What you are asked to do – Copy out each line containing "this" from the entries below.

(Stored records)
__________________________________________________
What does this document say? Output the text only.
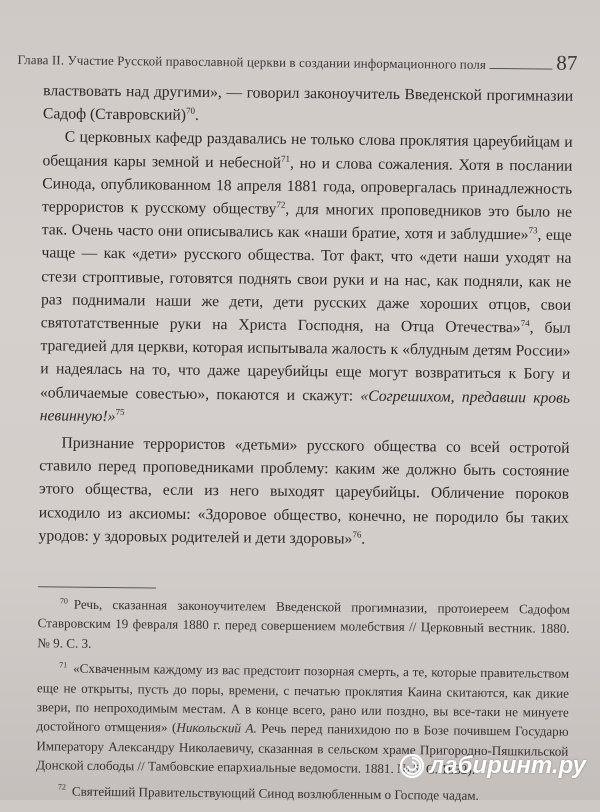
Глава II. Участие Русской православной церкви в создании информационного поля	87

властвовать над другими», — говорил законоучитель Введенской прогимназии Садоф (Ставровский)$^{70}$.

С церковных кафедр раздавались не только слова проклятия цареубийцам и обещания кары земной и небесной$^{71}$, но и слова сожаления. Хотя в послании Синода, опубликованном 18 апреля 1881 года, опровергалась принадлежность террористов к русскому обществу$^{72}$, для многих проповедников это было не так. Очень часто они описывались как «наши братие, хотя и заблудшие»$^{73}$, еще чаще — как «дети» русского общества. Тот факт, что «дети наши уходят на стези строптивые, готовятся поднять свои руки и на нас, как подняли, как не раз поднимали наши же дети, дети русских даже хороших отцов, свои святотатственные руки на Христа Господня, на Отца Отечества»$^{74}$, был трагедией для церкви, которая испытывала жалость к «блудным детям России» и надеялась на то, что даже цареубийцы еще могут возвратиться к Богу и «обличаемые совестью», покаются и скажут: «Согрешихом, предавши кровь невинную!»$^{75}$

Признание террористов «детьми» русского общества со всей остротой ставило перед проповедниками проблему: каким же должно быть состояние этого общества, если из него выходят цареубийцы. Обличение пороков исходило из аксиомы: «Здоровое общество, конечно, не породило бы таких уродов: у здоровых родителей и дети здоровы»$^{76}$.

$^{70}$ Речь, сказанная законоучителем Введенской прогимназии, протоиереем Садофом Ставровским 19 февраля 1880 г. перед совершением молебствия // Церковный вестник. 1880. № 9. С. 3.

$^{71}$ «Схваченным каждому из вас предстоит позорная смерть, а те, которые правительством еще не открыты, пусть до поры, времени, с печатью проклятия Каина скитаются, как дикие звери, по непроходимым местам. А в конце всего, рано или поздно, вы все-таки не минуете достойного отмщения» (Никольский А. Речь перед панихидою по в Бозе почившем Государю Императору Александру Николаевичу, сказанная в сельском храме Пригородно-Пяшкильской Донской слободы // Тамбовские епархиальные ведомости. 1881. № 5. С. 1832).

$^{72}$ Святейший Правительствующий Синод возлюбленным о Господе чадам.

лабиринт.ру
__________________________________________________
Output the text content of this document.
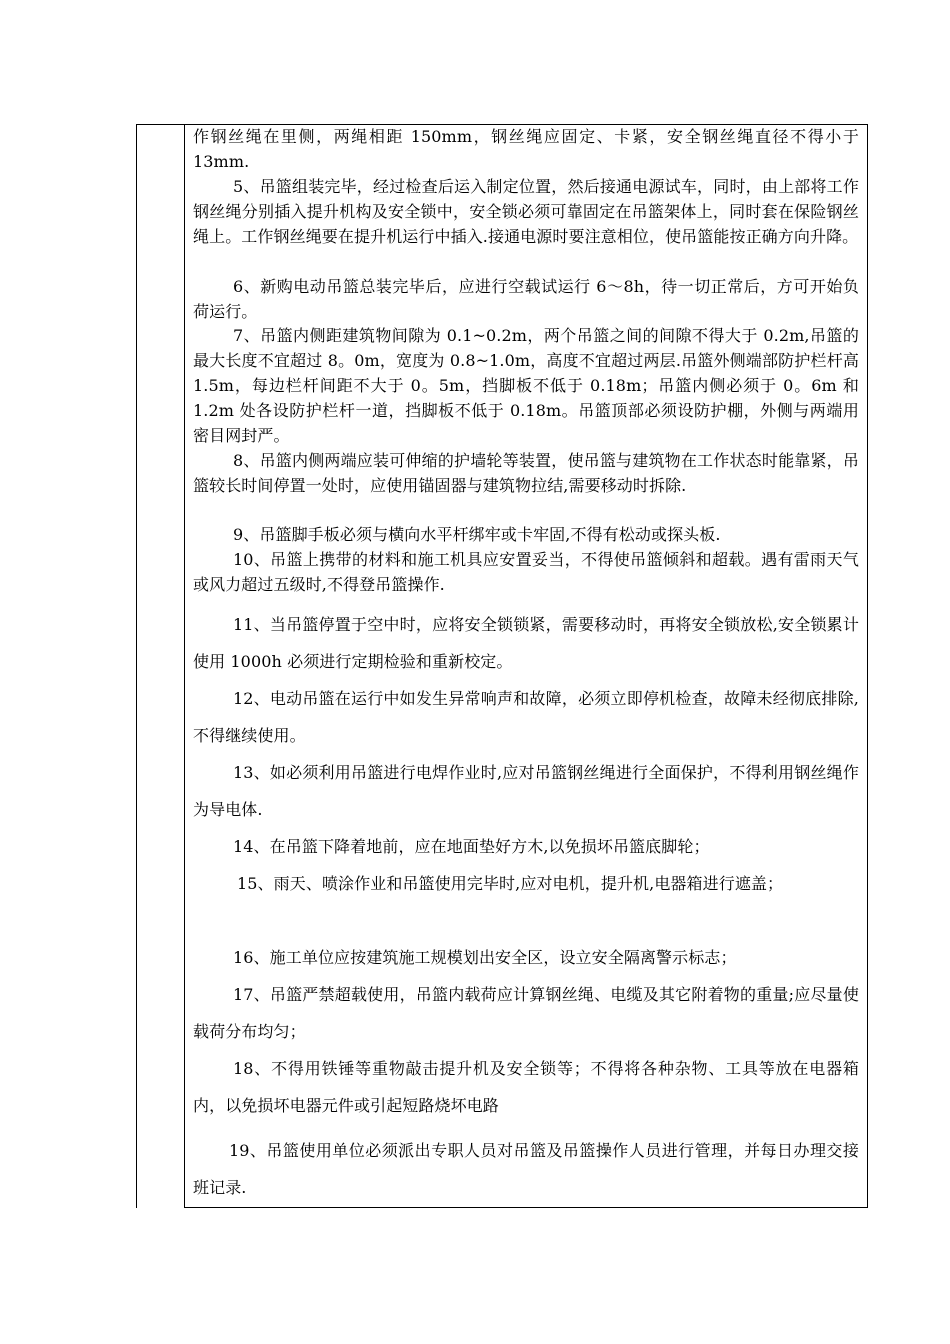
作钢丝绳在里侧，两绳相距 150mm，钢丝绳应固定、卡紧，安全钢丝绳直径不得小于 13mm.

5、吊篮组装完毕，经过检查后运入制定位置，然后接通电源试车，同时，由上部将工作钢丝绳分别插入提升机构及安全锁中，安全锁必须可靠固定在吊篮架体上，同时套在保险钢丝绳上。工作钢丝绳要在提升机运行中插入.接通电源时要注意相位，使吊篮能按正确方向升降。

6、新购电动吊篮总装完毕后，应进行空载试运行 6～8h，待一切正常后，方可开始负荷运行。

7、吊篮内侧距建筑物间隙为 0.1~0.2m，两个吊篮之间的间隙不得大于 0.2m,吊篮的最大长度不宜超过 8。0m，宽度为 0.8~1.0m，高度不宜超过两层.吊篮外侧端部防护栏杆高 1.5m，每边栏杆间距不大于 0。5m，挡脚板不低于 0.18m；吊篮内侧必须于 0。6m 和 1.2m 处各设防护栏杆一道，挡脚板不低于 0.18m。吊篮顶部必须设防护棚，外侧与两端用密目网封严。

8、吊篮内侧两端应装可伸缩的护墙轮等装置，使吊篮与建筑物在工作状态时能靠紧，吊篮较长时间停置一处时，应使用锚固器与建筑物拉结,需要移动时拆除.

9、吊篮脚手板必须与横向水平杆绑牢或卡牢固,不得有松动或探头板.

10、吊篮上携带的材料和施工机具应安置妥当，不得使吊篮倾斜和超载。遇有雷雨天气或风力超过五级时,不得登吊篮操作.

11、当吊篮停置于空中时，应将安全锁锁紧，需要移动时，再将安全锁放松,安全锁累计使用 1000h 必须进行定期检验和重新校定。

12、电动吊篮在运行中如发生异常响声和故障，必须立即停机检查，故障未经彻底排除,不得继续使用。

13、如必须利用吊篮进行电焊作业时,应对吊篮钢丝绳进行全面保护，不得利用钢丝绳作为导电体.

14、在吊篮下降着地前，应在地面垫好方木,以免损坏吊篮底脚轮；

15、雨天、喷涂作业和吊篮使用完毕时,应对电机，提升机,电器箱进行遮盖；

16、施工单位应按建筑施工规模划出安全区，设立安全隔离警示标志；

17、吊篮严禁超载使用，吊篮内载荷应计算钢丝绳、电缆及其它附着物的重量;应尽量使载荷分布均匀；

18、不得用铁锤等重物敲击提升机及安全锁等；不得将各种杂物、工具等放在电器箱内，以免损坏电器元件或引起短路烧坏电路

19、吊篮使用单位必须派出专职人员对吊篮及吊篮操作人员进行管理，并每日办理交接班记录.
__________________________________________________
Reply –
What does this document say? Output the text only.
Output the text content of this document.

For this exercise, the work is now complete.